▶ [WORK REQUIRED]:
Output each line of the material exactly as it stands.
★ ★ ★ ★ ★
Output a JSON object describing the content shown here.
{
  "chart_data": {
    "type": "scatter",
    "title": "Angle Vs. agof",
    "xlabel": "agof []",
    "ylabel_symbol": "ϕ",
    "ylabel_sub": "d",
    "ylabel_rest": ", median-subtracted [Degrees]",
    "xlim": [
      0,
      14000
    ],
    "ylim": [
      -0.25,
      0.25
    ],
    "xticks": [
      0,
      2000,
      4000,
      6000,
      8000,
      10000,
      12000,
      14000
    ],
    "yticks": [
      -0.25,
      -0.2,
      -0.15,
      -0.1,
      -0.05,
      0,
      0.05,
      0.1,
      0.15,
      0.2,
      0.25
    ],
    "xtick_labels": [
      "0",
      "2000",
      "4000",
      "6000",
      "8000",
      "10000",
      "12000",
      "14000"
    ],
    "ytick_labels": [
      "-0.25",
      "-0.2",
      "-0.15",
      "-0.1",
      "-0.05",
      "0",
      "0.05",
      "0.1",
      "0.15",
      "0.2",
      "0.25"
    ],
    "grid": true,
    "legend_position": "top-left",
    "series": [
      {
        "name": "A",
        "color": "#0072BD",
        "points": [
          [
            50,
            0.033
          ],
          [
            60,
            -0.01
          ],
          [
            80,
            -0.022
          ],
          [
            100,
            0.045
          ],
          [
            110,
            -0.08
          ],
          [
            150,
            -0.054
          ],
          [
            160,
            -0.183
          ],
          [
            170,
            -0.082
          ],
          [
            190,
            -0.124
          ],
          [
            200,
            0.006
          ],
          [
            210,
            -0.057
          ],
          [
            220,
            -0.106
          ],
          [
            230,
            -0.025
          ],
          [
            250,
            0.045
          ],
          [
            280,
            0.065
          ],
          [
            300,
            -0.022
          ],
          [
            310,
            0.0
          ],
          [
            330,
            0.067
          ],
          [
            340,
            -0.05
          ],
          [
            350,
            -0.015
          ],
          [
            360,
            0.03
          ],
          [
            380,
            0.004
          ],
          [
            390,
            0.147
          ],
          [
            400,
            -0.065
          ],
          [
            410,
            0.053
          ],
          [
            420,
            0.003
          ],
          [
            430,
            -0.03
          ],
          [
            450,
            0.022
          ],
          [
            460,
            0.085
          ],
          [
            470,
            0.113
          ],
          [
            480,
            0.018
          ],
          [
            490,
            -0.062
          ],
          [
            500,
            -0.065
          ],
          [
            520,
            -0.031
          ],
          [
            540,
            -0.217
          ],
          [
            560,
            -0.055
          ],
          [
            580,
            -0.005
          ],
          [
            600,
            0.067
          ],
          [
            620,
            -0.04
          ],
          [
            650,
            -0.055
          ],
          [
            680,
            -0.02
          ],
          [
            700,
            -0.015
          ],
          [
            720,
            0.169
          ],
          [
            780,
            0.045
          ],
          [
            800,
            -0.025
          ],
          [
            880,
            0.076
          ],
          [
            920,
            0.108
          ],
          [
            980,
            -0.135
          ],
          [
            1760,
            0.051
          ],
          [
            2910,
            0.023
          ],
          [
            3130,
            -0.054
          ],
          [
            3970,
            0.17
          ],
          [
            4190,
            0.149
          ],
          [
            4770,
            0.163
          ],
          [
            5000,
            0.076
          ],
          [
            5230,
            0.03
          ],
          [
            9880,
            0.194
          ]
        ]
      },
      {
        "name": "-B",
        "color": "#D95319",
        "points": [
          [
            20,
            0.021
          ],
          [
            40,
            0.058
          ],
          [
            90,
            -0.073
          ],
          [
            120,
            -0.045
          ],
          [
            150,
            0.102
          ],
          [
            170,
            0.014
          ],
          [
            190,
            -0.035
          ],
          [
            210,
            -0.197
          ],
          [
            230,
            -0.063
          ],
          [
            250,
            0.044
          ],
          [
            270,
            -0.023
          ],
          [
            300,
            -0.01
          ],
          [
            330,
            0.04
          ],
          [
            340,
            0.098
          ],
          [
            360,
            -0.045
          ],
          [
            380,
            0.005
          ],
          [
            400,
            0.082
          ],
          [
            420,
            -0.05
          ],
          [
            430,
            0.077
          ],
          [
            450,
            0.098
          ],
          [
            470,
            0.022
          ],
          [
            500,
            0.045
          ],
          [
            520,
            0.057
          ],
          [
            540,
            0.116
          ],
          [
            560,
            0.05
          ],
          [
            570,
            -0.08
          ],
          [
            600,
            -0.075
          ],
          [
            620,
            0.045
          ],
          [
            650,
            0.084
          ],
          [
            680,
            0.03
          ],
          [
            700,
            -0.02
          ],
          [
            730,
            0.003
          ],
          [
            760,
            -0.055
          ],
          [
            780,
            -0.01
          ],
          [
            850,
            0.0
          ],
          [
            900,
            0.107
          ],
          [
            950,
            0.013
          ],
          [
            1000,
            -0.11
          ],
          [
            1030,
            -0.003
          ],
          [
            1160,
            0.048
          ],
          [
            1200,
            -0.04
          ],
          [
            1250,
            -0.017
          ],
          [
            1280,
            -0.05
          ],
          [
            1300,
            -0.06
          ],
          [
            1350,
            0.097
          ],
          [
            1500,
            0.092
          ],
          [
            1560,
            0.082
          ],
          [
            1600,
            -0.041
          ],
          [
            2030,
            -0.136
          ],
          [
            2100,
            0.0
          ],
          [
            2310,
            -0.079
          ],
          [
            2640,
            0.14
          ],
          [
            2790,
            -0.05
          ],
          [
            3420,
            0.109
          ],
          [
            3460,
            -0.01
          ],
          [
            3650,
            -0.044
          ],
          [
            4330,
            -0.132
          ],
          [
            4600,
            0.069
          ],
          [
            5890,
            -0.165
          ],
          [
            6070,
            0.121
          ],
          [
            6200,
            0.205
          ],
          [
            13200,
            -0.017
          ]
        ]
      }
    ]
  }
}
★ ★ ★ ★ ★
▶ [EXERCISE ANSWER]:
Output a JSON object describing the content shown here.
{
  "chart_data": {
    "type": "scatter",
    "title": "Angle Vs. agof",
    "xlabel": "agof []",
    "ylabel_symbol": "ϕ",
    "ylabel_sub": "d",
    "ylabel_rest": ", median-subtracted [Degrees]",
    "xlim": [
      0,
      14000
    ],
    "ylim": [
      -0.25,
      0.25
    ],
    "xticks": [
      0,
      2000,
      4000,
      6000,
      8000,
      10000,
      12000,
      14000
    ],
    "yticks": [
      -0.25,
      -0.2,
      -0.15,
      -0.1,
      -0.05,
      0,
      0.05,
      0.1,
      0.15,
      0.2,
      0.25
    ],
    "xtick_labels": [
      "0",
      "2000",
      "4000",
      "6000",
      "8000",
      "10000",
      "12000",
      "14000"
    ],
    "ytick_labels": [
      "-0.25",
      "-0.2",
      "-0.15",
      "-0.1",
      "-0.05",
      "0",
      "0.05",
      "0.1",
      "0.15",
      "0.2",
      "0.25"
    ],
    "grid": true,
    "legend_position": "top-left",
    "series": [
      {
        "name": "A",
        "color": "#0072BD",
        "points": [
          [
            50,
            0.033
          ],
          [
            60,
            -0.01
          ],
          [
            80,
            -0.022
          ],
          [
            100,
            0.045
          ],
          [
            110,
            -0.08
          ],
          [
            150,
            -0.054
          ],
          [
            160,
            -0.183
          ],
          [
            170,
            -0.082
          ],
          [
            190,
            -0.124
          ],
          [
            200,
            0.006
          ],
          [
            210,
            -0.057
          ],
          [
            220,
            -0.106
          ],
          [
            230,
            -0.025
          ],
          [
            250,
            0.045
          ],
          [
            280,
            0.065
          ],
          [
            300,
            -0.022
          ],
          [
            310,
            0.0
          ],
          [
            330,
            0.067
          ],
          [
            340,
            -0.05
          ],
          [
            350,
            -0.015
          ],
          [
            360,
            0.03
          ],
          [
            380,
            0.004
          ],
          [
            390,
            0.147
          ],
          [
            400,
            -0.065
          ],
          [
            410,
            0.053
          ],
          [
            420,
            0.003
          ],
          [
            430,
            -0.03
          ],
          [
            450,
            0.022
          ],
          [
            460,
            0.085
          ],
          [
            470,
            0.113
          ],
          [
            480,
            0.018
          ],
          [
            490,
            -0.062
          ],
          [
            500,
            -0.065
          ],
          [
            520,
            -0.031
          ],
          [
            540,
            -0.217
          ],
          [
            560,
            -0.055
          ],
          [
            580,
            -0.005
          ],
          [
            600,
            0.067
          ],
          [
            620,
            -0.04
          ],
          [
            650,
            -0.055
          ],
          [
            680,
            -0.02
          ],
          [
            700,
            -0.015
          ],
          [
            720,
            0.169
          ],
          [
            780,
            0.045
          ],
          [
            800,
            -0.025
          ],
          [
            880,
            0.076
          ],
          [
            920,
            0.108
          ],
          [
            980,
            -0.135
          ],
          [
            1760,
            0.051
          ],
          [
            2910,
            0.023
          ],
          [
            3130,
            -0.054
          ],
          [
            3970,
            0.17
          ],
          [
            4190,
            0.149
          ],
          [
            4770,
            0.163
          ],
          [
            5000,
            0.076
          ],
          [
            5230,
            0.03
          ],
          [
            9880,
            0.194
          ]
        ]
      },
      {
        "name": "-B",
        "color": "#D95319",
        "points": [
          [
            20,
            0.021
          ],
          [
            40,
            0.058
          ],
          [
            90,
            -0.073
          ],
          [
            120,
            -0.045
          ],
          [
            150,
            0.102
          ],
          [
            170,
            0.014
          ],
          [
            190,
            -0.035
          ],
          [
            210,
            -0.197
          ],
          [
            230,
            -0.063
          ],
          [
            250,
            0.044
          ],
          [
            270,
            -0.023
          ],
          [
            300,
            -0.01
          ],
          [
            330,
            0.04
          ],
          [
            340,
            0.098
          ],
          [
            360,
            -0.045
          ],
          [
            380,
            0.005
          ],
          [
            400,
            0.082
          ],
          [
            420,
            -0.05
          ],
          [
            430,
            0.077
          ],
          [
            450,
            0.098
          ],
          [
            470,
            0.022
          ],
          [
            500,
            0.045
          ],
          [
            520,
            0.057
          ],
          [
            540,
            0.116
          ],
          [
            560,
            0.05
          ],
          [
            570,
            -0.08
          ],
          [
            600,
            -0.075
          ],
          [
            620,
            0.045
          ],
          [
            650,
            0.084
          ],
          [
            680,
            0.03
          ],
          [
            700,
            -0.02
          ],
          [
            730,
            0.003
          ],
          [
            760,
            -0.055
          ],
          [
            780,
            -0.01
          ],
          [
            850,
            0.0
          ],
          [
            900,
            0.107
          ],
          [
            950,
            0.013
          ],
          [
            1000,
            -0.11
          ],
          [
            1030,
            -0.003
          ],
          [
            1160,
            0.048
          ],
          [
            1200,
            -0.04
          ],
          [
            1250,
            -0.017
          ],
          [
            1280,
            -0.05
          ],
          [
            1300,
            -0.06
          ],
          [
            1350,
            0.097
          ],
          [
            1500,
            0.092
          ],
          [
            1560,
            0.082
          ],
          [
            1600,
            -0.041
          ],
          [
            2030,
            -0.136
          ],
          [
            2100,
            0.0
          ],
          [
            2310,
            -0.079
          ],
          [
            2640,
            0.14
          ],
          [
            2790,
            -0.05
          ],
          [
            3420,
            0.109
          ],
          [
            3460,
            -0.01
          ],
          [
            3650,
            -0.044
          ],
          [
            4330,
            -0.132
          ],
          [
            4600,
            0.069
          ],
          [
            5890,
            -0.165
          ],
          [
            6070,
            0.121
          ],
          [
            6200,
            0.205
          ],
          [
            13200,
            -0.017
          ]
        ]
      }
    ]
  }
}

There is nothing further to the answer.